----- Provided entries -----

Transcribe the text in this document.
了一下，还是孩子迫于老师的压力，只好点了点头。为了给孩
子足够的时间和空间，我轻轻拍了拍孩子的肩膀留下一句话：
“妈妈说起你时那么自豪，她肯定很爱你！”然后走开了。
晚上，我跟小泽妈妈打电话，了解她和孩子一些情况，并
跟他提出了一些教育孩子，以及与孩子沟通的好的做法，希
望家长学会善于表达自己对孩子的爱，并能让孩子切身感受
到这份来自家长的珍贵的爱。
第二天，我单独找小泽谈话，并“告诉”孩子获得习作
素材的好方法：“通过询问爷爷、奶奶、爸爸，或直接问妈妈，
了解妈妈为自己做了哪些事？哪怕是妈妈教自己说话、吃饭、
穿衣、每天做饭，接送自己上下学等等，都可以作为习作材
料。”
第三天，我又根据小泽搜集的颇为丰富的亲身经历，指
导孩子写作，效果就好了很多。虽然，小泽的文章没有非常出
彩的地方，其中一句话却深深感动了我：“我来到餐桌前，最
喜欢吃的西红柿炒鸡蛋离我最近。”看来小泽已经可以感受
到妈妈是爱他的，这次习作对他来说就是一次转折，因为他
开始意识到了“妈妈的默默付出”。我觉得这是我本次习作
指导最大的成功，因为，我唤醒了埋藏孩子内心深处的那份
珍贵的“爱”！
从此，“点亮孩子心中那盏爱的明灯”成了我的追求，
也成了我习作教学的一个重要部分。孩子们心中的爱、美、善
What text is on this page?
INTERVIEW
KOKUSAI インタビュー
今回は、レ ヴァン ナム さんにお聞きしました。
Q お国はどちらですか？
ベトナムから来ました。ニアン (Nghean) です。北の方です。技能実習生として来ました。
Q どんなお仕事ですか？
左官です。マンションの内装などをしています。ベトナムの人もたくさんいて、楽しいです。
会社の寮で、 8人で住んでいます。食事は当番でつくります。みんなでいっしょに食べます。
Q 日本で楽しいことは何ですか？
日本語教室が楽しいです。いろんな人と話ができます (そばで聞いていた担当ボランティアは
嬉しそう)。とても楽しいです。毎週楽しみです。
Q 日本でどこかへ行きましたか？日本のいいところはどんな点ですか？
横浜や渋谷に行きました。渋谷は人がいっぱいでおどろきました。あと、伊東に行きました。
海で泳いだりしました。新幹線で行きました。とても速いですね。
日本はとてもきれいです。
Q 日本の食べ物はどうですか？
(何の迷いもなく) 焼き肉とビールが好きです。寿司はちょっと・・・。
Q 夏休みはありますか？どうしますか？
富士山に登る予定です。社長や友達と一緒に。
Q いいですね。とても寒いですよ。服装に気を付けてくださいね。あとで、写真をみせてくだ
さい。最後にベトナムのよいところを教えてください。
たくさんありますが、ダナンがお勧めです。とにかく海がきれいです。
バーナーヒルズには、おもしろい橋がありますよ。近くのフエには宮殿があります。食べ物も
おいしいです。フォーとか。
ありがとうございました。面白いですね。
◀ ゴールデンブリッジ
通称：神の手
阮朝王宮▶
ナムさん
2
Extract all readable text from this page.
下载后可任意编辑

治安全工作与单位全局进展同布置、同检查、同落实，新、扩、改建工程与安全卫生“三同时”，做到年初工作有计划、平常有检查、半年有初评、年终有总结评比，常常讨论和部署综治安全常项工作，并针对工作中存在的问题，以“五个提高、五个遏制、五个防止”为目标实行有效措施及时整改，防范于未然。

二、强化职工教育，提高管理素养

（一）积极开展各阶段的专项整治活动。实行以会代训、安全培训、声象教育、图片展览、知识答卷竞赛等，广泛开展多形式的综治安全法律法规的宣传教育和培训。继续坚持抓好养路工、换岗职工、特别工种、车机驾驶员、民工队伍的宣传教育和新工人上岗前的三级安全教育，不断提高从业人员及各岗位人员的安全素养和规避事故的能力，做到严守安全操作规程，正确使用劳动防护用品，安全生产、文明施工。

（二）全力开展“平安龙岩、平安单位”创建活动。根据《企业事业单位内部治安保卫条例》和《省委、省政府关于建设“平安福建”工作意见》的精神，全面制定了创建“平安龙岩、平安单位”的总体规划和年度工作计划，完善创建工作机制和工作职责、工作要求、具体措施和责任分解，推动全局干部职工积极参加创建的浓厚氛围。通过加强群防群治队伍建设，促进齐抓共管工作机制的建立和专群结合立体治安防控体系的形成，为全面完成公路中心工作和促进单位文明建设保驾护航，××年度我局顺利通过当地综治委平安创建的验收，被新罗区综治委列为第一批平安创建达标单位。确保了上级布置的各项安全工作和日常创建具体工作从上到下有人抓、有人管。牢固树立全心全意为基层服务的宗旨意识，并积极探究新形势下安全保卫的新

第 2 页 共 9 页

-----

### Aim:
Print every entry exactly as it appears.

### Response below:
Transcribe the text in this document.
了一下，还是孩子迫于老师的压力，只好点了点头。为了给孩
子足够的时间和空间，我轻轻拍了拍孩子的肩膀留下一句话：
“妈妈说起你时那么自豪，她肯定很爱你！”然后走开了。
晚上，我跟小泽妈妈打电话，了解她和孩子一些情况，并
跟他提出了一些教育孩子，以及与孩子沟通的好的做法，希
望家长学会善于表达自己对孩子的爱，并能让孩子切身感受
到这份来自家长的珍贵的爱。
第二天，我单独找小泽谈话，并“告诉”孩子获得习作
素材的好方法：“通过询问爷爷、奶奶、爸爸，或直接问妈妈，
了解妈妈为自己做了哪些事？哪怕是妈妈教自己说话、吃饭、
穿衣、每天做饭，接送自己上下学等等，都可以作为习作材
料。”
第三天，我又根据小泽搜集的颇为丰富的亲身经历，指
导孩子写作，效果就好了很多。虽然，小泽的文章没有非常出
彩的地方，其中一句话却深深感动了我：“我来到餐桌前，最
喜欢吃的西红柿炒鸡蛋离我最近。”看来小泽已经可以感受
到妈妈是爱他的，这次习作对他来说就是一次转折，因为他
开始意识到了“妈妈的默默付出”。我觉得这是我本次习作
指导最大的成功，因为，我唤醒了埋藏孩子内心深处的那份
珍贵的“爱”！
从此，“点亮孩子心中那盏爱的明灯”成了我的追求，
也成了我习作教学的一个重要部分。孩子们心中的爱、美、善
What text is on this page?
INTERVIEW
KOKUSAI インタビュー
今回は、レ ヴァン ナム さんにお聞きしました。
Q お国はどちらですか？
ベトナムから来ました。ニアン (Nghean) です。北の方です。技能実習生として来ました。
Q どんなお仕事ですか？
左官です。マンションの内装などをしています。ベトナムの人もたくさんいて、楽しいです。
会社の寮で、 8人で住んでいます。食事は当番でつくります。みんなでいっしょに食べます。
Q 日本で楽しいことは何ですか？
日本語教室が楽しいです。いろんな人と話ができます (そばで聞いていた担当ボランティアは
嬉しそう)。とても楽しいです。毎週楽しみです。
Q 日本でどこかへ行きましたか？日本のいいところはどんな点ですか？
横浜や渋谷に行きました。渋谷は人がいっぱいでおどろきました。あと、伊東に行きました。
海で泳いだりしました。新幹線で行きました。とても速いですね。
日本はとてもきれいです。
Q 日本の食べ物はどうですか？
(何の迷いもなく) 焼き肉とビールが好きです。寿司はちょっと・・・。
Q 夏休みはありますか？どうしますか？
富士山に登る予定です。社長や友達と一緒に。
Q いいですね。とても寒いですよ。服装に気を付けてくださいね。あとで、写真をみせてくだ
さい。最後にベトナムのよいところを教えてください。
たくさんありますが、ダナンがお勧めです。とにかく海がきれいです。
バーナーヒルズには、おもしろい橋がありますよ。近くのフエには宮殿があります。食べ物も
おいしいです。フォーとか。
ありがとうございました。面白いですね。
◀ ゴールデンブリッジ
通称：神の手
阮朝王宮▶
ナムさん
2
Extract all readable text from this page.
下载后可任意编辑

治安全工作与单位全局进展同布置、同检查、同落实，新、扩、改建工程与安全卫生“三同时”，做到年初工作有计划、平常有检查、半年有初评、年终有总结评比，常常讨论和部署综治安全常项工作，并针对工作中存在的问题，以“五个提高、五个遏制、五个防止”为目标实行有效措施及时整改，防范于未然。

二、强化职工教育，提高管理素养

（一）积极开展各阶段的专项整治活动。实行以会代训、安全培训、声象教育、图片展览、知识答卷竞赛等，广泛开展多形式的综治安全法律法规的宣传教育和培训。继续坚持抓好养路工、换岗职工、特别工种、车机驾驶员、民工队伍的宣传教育和新工人上岗前的三级安全教育，不断提高从业人员及各岗位人员的安全素养和规避事故的能力，做到严守安全操作规程，正确使用劳动防护用品，安全生产、文明施工。

（二）全力开展“平安龙岩、平安单位”创建活动。根据《企业事业单位内部治安保卫条例》和《省委、省政府关于建设“平安福建”工作意见》的精神，全面制定了创建“平安龙岩、平安单位”的总体规划和年度工作计划，完善创建工作机制和工作职责、工作要求、具体措施和责任分解，推动全局干部职工积极参加创建的浓厚氛围。通过加强群防群治队伍建设，促进齐抓共管工作机制的建立和专群结合立体治安防控体系的形成，为全面完成公路中心工作和促进单位文明建设保驾护航，××年度我局顺利通过当地综治委平安创建的验收，被新罗区综治委列为第一批平安创建达标单位。确保了上级布置的各项安全工作和日常创建具体工作从上到下有人抓、有人管。牢固树立全心全意为基层服务的宗旨意识，并积极探究新形势下安全保卫的新

第 2 页 共 9 页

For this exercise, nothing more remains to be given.